>> START RECORDED INFORMATION

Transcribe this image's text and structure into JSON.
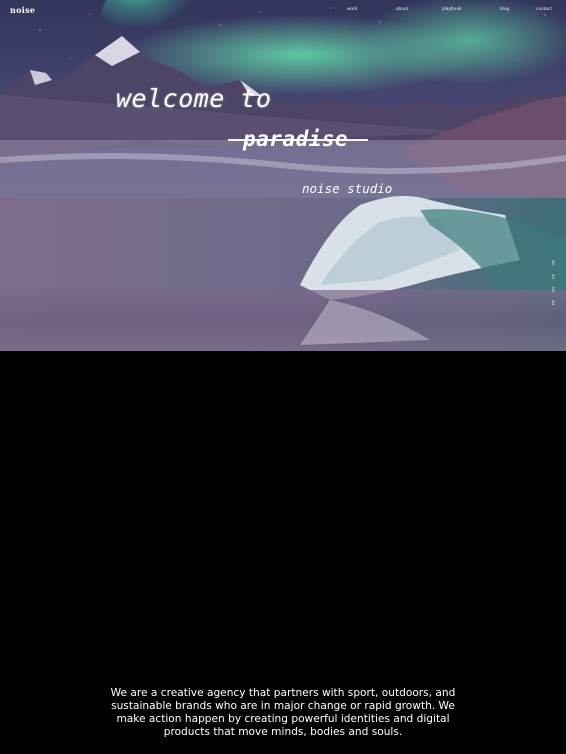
{
  "header": {
    "logo": "noise",
    "nav": [
      "work",
      "about",
      "playbook",
      "blog",
      "contact"
    ]
  },
  "hero": {
    "headline": "welcome to",
    "struck_word": "paradise",
    "studio_name": "noise studio",
    "language_switcher": [
      "SE",
      "DK",
      "NO",
      "FR"
    ]
  },
  "intro": {
    "text": "We are a creative agency that partners with sport, outdoors, and sustainable brands who are in major change or rapid growth. We make action happen by creating powerful identities and digital products that move minds, bodies and souls."
  },
  "colors": {
    "background": "#000000",
    "aurora": "#52d6a3",
    "text": "#ffffff"
  }
}
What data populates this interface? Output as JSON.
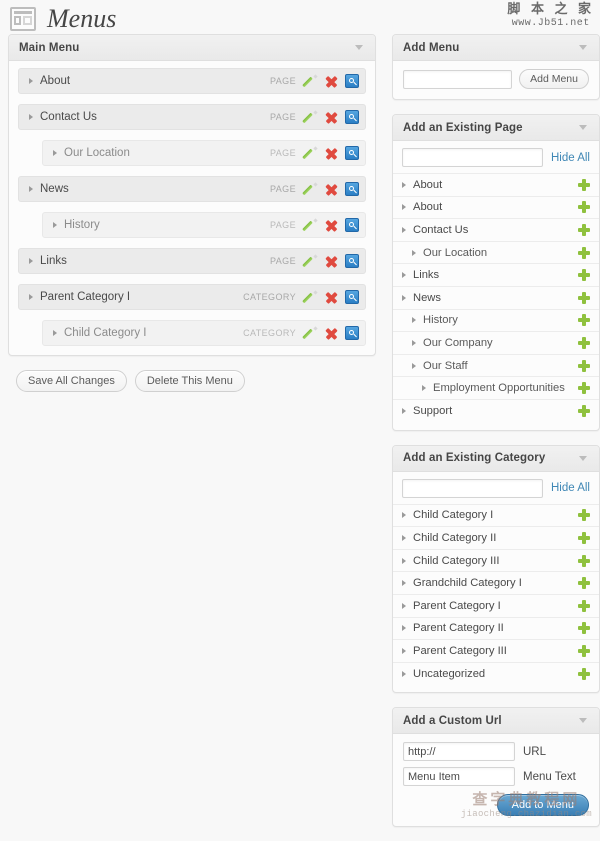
{
  "header": {
    "title": "Menus",
    "icon": "layout-page-icon"
  },
  "main_menu_panel": {
    "title": "Main Menu",
    "items": [
      {
        "label": "About",
        "type": "PAGE",
        "depth": 0
      },
      {
        "label": "Contact Us",
        "type": "PAGE",
        "depth": 0
      },
      {
        "label": "Our Location",
        "type": "PAGE",
        "depth": 1
      },
      {
        "label": "News",
        "type": "PAGE",
        "depth": 0
      },
      {
        "label": "History",
        "type": "PAGE",
        "depth": 1
      },
      {
        "label": "Links",
        "type": "PAGE",
        "depth": 0
      },
      {
        "label": "Parent Category I",
        "type": "CATEGORY",
        "depth": 0
      },
      {
        "label": "Child Category I",
        "type": "CATEGORY",
        "depth": 1
      }
    ],
    "row_icons": {
      "edit": "pencil-icon",
      "delete": "x-delete-icon",
      "view": "search-icon"
    }
  },
  "menu_actions": {
    "save_label": "Save All Changes",
    "delete_label": "Delete This Menu"
  },
  "add_menu_panel": {
    "title": "Add Menu",
    "input_value": "",
    "input_placeholder": "",
    "button_label": "Add Menu"
  },
  "add_page_panel": {
    "title": "Add an Existing Page",
    "search_value": "",
    "search_placeholder": "",
    "hide_all_label": "Hide All",
    "items": [
      {
        "label": "About",
        "depth": 0
      },
      {
        "label": "About",
        "depth": 0
      },
      {
        "label": "Contact Us",
        "depth": 0
      },
      {
        "label": "Our Location",
        "depth": 1
      },
      {
        "label": "Links",
        "depth": 0
      },
      {
        "label": "News",
        "depth": 0
      },
      {
        "label": "History",
        "depth": 1
      },
      {
        "label": "Our Company",
        "depth": 1
      },
      {
        "label": "Our Staff",
        "depth": 1
      },
      {
        "label": "Employment Opportunities",
        "depth": 2
      },
      {
        "label": "Support",
        "depth": 0
      }
    ]
  },
  "add_category_panel": {
    "title": "Add an Existing Category",
    "search_value": "",
    "search_placeholder": "",
    "hide_all_label": "Hide All",
    "items": [
      {
        "label": "Child Category I",
        "depth": 0
      },
      {
        "label": "Child Category II",
        "depth": 0
      },
      {
        "label": "Child Category III",
        "depth": 0
      },
      {
        "label": "Grandchild Category I",
        "depth": 0
      },
      {
        "label": "Parent Category I",
        "depth": 0
      },
      {
        "label": "Parent Category II",
        "depth": 0
      },
      {
        "label": "Parent Category III",
        "depth": 0
      },
      {
        "label": "Uncategorized",
        "depth": 0
      }
    ]
  },
  "add_url_panel": {
    "title": "Add a Custom Url",
    "url_value": "http://",
    "url_label": "URL",
    "text_value": "Menu Item",
    "text_label": "Menu Text",
    "submit_label": "Add to Menu"
  },
  "watermarks": {
    "top_right_cn": "脚 本 之 家",
    "top_right_url": "www.Jb51.net",
    "bottom_right_cn": "查字典教程网",
    "bottom_right_url": "jiaocheng.chazidian.com"
  },
  "colors": {
    "accent_blue": "#3a7fb5",
    "add_green": "#8fc13e",
    "delete_red": "#e04a3f",
    "edit_green": "#7dbb3a",
    "panel_bg": "#fcfcfc",
    "page_bg": "#f8f8f8"
  }
}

>> END RECORDED INFORMATION

OBJECTIVE
Output the records above exactly; leave out the pictures.

REPLY
Transcribe this image's text and structure into JSON.
{
  "header": {
    "logo": "noise",
    "nav": [
      "work",
      "about",
      "playbook",
      "blog",
      "contact"
    ]
  },
  "hero": {
    "headline": "welcome to",
    "struck_word": "paradise",
    "studio_name": "noise studio",
    "language_switcher": [
      "SE",
      "DK",
      "NO",
      "FR"
    ]
  },
  "intro": {
    "text": "We are a creative agency that partners with sport, outdoors, and sustainable brands who are in major change or rapid growth. We make action happen by creating powerful identities and digital products that move minds, bodies and souls."
  },
  "colors": {
    "background": "#000000",
    "aurora": "#52d6a3",
    "text": "#ffffff"
  }
}
What data populates this interface? Output as JSON.
{
  "header": {
    "title": "Menus",
    "icon": "layout-page-icon"
  },
  "main_menu_panel": {
    "title": "Main Menu",
    "items": [
      {
        "label": "About",
        "type": "PAGE",
        "depth": 0
      },
      {
        "label": "Contact Us",
        "type": "PAGE",
        "depth": 0
      },
      {
        "label": "Our Location",
        "type": "PAGE",
        "depth": 1
      },
      {
        "label": "News",
        "type": "PAGE",
        "depth": 0
      },
      {
        "label": "History",
        "type": "PAGE",
        "depth": 1
      },
      {
        "label": "Links",
        "type": "PAGE",
        "depth": 0
      },
      {
        "label": "Parent Category I",
        "type": "CATEGORY",
        "depth": 0
      },
      {
        "label": "Child Category I",
        "type": "CATEGORY",
        "depth": 1
      }
    ],
    "row_icons": {
      "edit": "pencil-icon",
      "delete": "x-delete-icon",
      "view": "search-icon"
    }
  },
  "menu_actions": {
    "save_label": "Save All Changes",
    "delete_label": "Delete This Menu"
  },
  "add_menu_panel": {
    "title": "Add Menu",
    "input_value": "",
    "input_placeholder": "",
    "button_label": "Add Menu"
  },
  "add_page_panel": {
    "title": "Add an Existing Page",
    "search_value": "",
    "search_placeholder": "",
    "hide_all_label": "Hide All",
    "items": [
      {
        "label": "About",
        "depth": 0
      },
      {
        "label": "About",
        "depth": 0
      },
      {
        "label": "Contact Us",
        "depth": 0
      },
      {
        "label": "Our Location",
        "depth": 1
      },
      {
        "label": "Links",
        "depth": 0
      },
      {
        "label": "News",
        "depth": 0
      },
      {
        "label": "History",
        "depth": 1
      },
      {
        "label": "Our Company",
        "depth": 1
      },
      {
        "label": "Our Staff",
        "depth": 1
      },
      {
        "label": "Employment Opportunities",
        "depth": 2
      },
      {
        "label": "Support",
        "depth": 0
      }
    ]
  },
  "add_category_panel": {
    "title": "Add an Existing Category",
    "search_value": "",
    "search_placeholder": "",
    "hide_all_label": "Hide All",
    "items": [
      {
        "label": "Child Category I",
        "depth": 0
      },
      {
        "label": "Child Category II",
        "depth": 0
      },
      {
        "label": "Child Category III",
        "depth": 0
      },
      {
        "label": "Grandchild Category I",
        "depth": 0
      },
      {
        "label": "Parent Category I",
        "depth": 0
      },
      {
        "label": "Parent Category II",
        "depth": 0
      },
      {
        "label": "Parent Category III",
        "depth": 0
      },
      {
        "label": "Uncategorized",
        "depth": 0
      }
    ]
  },
  "add_url_panel": {
    "title": "Add a Custom Url",
    "url_value": "http://",
    "url_label": "URL",
    "text_value": "Menu Item",
    "text_label": "Menu Text",
    "submit_label": "Add to Menu"
  },
  "watermarks": {
    "top_right_cn": "脚 本 之 家",
    "top_right_url": "www.Jb51.net",
    "bottom_right_cn": "查字典教程网",
    "bottom_right_url": "jiaocheng.chazidian.com"
  },
  "colors": {
    "accent_blue": "#3a7fb5",
    "add_green": "#8fc13e",
    "delete_red": "#e04a3f",
    "edit_green": "#7dbb3a",
    "panel_bg": "#fcfcfc",
    "page_bg": "#f8f8f8"
  }
}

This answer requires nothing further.